- GIVEN TASK
Images should be left out, and everything else in the listing reproduced exactly.

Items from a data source
-- Begin --

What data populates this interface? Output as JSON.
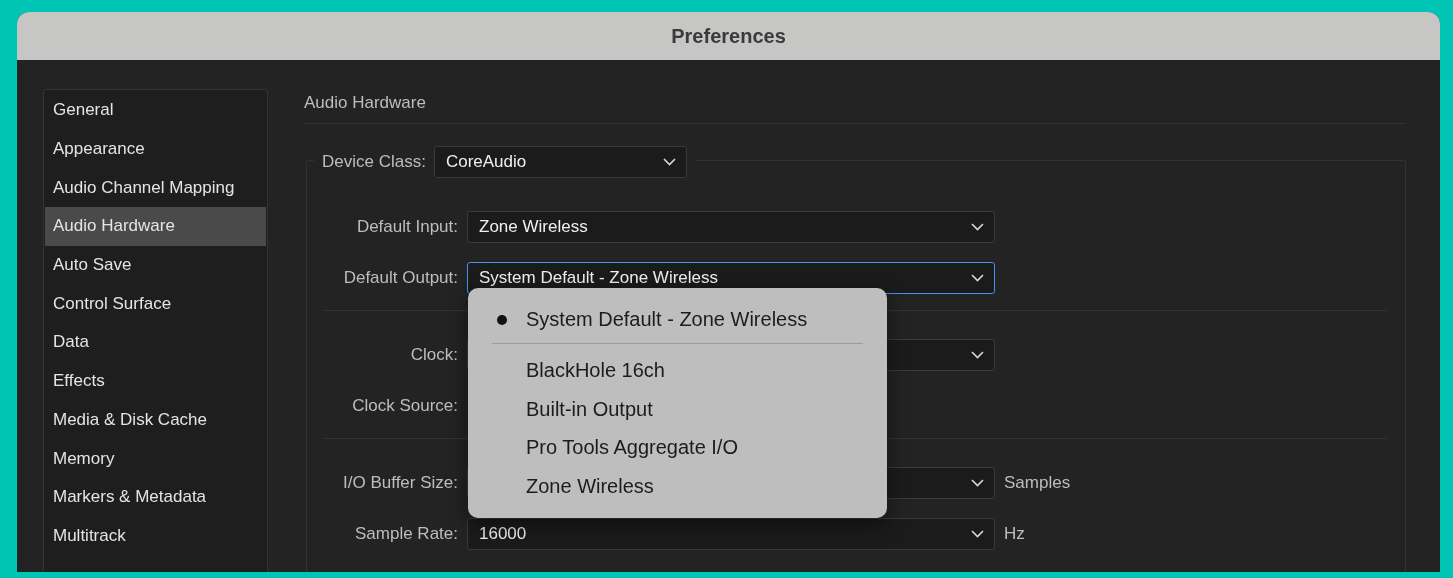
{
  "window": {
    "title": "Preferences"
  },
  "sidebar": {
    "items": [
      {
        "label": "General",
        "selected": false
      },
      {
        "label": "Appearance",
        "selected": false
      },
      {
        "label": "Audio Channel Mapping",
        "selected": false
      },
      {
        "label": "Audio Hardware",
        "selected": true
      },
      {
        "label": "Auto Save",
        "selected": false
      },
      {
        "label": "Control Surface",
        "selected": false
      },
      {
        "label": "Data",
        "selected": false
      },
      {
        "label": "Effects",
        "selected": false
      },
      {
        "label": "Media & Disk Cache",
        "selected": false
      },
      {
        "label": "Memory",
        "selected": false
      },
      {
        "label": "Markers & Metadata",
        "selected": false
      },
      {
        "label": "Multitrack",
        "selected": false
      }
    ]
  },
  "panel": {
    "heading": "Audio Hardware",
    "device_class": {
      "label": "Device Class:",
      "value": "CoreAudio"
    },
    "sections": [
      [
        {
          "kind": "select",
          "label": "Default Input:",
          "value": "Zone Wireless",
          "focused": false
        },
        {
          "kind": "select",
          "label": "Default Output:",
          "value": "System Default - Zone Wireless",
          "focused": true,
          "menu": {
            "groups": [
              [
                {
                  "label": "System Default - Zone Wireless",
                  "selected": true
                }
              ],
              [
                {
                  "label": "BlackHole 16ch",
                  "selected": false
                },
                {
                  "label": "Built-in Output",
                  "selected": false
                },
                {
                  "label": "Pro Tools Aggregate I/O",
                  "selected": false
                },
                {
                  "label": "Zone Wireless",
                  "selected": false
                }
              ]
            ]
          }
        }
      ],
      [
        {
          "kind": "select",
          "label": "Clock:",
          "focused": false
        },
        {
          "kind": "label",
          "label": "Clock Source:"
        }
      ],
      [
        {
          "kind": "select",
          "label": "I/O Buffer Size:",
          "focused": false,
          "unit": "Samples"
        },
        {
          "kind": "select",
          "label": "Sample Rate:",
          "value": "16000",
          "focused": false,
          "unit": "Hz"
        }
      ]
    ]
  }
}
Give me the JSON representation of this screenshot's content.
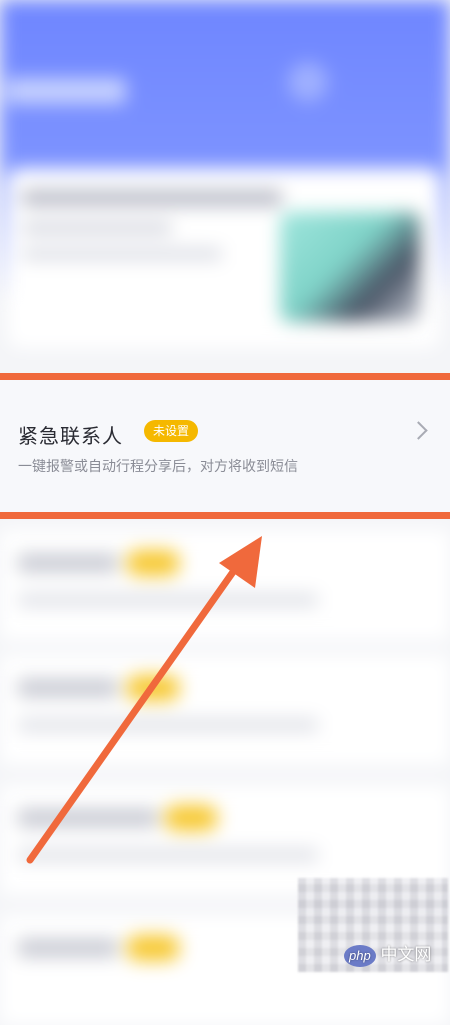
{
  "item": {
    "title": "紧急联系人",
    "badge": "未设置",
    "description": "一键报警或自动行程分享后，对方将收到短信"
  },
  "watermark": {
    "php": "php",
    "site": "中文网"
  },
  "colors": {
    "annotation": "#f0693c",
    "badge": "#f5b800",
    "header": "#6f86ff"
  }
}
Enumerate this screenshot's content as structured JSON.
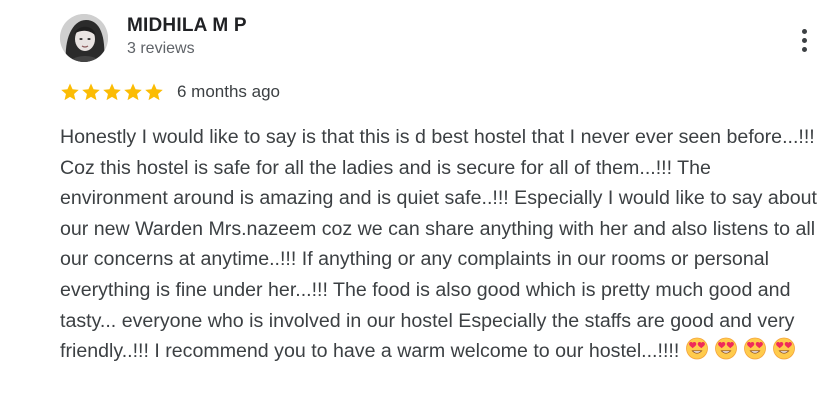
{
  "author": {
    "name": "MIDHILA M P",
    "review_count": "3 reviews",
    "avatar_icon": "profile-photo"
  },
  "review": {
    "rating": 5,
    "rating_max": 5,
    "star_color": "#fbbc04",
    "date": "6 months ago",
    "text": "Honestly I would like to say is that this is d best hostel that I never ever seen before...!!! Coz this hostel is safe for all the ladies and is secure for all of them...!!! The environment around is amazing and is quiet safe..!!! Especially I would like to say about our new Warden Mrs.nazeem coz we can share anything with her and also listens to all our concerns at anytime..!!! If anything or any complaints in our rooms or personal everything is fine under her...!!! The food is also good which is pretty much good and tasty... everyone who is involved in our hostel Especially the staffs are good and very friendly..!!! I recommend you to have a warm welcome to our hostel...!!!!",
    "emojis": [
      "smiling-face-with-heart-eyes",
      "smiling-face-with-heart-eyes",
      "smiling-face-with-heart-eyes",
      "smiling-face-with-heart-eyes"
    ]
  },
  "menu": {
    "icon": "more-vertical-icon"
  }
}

-- End --

- TASK RESPONSE
What data populates this interface? Output as JSON.
{
  "window": {
    "title": "Preferences"
  },
  "sidebar": {
    "items": [
      {
        "label": "General",
        "selected": false
      },
      {
        "label": "Appearance",
        "selected": false
      },
      {
        "label": "Audio Channel Mapping",
        "selected": false
      },
      {
        "label": "Audio Hardware",
        "selected": true
      },
      {
        "label": "Auto Save",
        "selected": false
      },
      {
        "label": "Control Surface",
        "selected": false
      },
      {
        "label": "Data",
        "selected": false
      },
      {
        "label": "Effects",
        "selected": false
      },
      {
        "label": "Media & Disk Cache",
        "selected": false
      },
      {
        "label": "Memory",
        "selected": false
      },
      {
        "label": "Markers & Metadata",
        "selected": false
      },
      {
        "label": "Multitrack",
        "selected": false
      }
    ]
  },
  "panel": {
    "heading": "Audio Hardware",
    "device_class": {
      "label": "Device Class:",
      "value": "CoreAudio"
    },
    "sections": [
      [
        {
          "kind": "select",
          "label": "Default Input:",
          "value": "Zone Wireless",
          "focused": false
        },
        {
          "kind": "select",
          "label": "Default Output:",
          "value": "System Default - Zone Wireless",
          "focused": true,
          "menu": {
            "groups": [
              [
                {
                  "label": "System Default - Zone Wireless",
                  "selected": true
                }
              ],
              [
                {
                  "label": "BlackHole 16ch",
                  "selected": false
                },
                {
                  "label": "Built-in Output",
                  "selected": false
                },
                {
                  "label": "Pro Tools Aggregate I/O",
                  "selected": false
                },
                {
                  "label": "Zone Wireless",
                  "selected": false
                }
              ]
            ]
          }
        }
      ],
      [
        {
          "kind": "select",
          "label": "Clock:",
          "focused": false
        },
        {
          "kind": "label",
          "label": "Clock Source:"
        }
      ],
      [
        {
          "kind": "select",
          "label": "I/O Buffer Size:",
          "focused": false,
          "unit": "Samples"
        },
        {
          "kind": "select",
          "label": "Sample Rate:",
          "value": "16000",
          "focused": false,
          "unit": "Hz"
        }
      ]
    ]
  }
}
Give me the JSON representation of this screenshot's content.
{
  "item": {
    "title": "紧急联系人",
    "badge": "未设置",
    "description": "一键报警或自动行程分享后，对方将收到短信"
  },
  "watermark": {
    "php": "php",
    "site": "中文网"
  },
  "colors": {
    "annotation": "#f0693c",
    "badge": "#f5b800",
    "header": "#6f86ff"
  }
}
Enumerate this screenshot's content as structured JSON.
{
  "author": {
    "name": "MIDHILA M P",
    "review_count": "3 reviews",
    "avatar_icon": "profile-photo"
  },
  "review": {
    "rating": 5,
    "rating_max": 5,
    "star_color": "#fbbc04",
    "date": "6 months ago",
    "text": "Honestly I would like to say is that this is d best hostel that I never ever seen before...!!! Coz this hostel is safe for all the ladies and is secure for all of them...!!! The environment around is amazing and is quiet safe..!!! Especially I would like to say about our new Warden Mrs.nazeem coz we can share anything with her and also listens to all our concerns at anytime..!!! If anything or any complaints in our rooms or personal everything is fine under her...!!! The food is also good which is pretty much good and tasty... everyone who is involved in our hostel Especially the staffs are good and very friendly..!!! I recommend you to have a warm welcome to our hostel...!!!!",
    "emojis": [
      "smiling-face-with-heart-eyes",
      "smiling-face-with-heart-eyes",
      "smiling-face-with-heart-eyes",
      "smiling-face-with-heart-eyes"
    ]
  },
  "menu": {
    "icon": "more-vertical-icon"
  }
}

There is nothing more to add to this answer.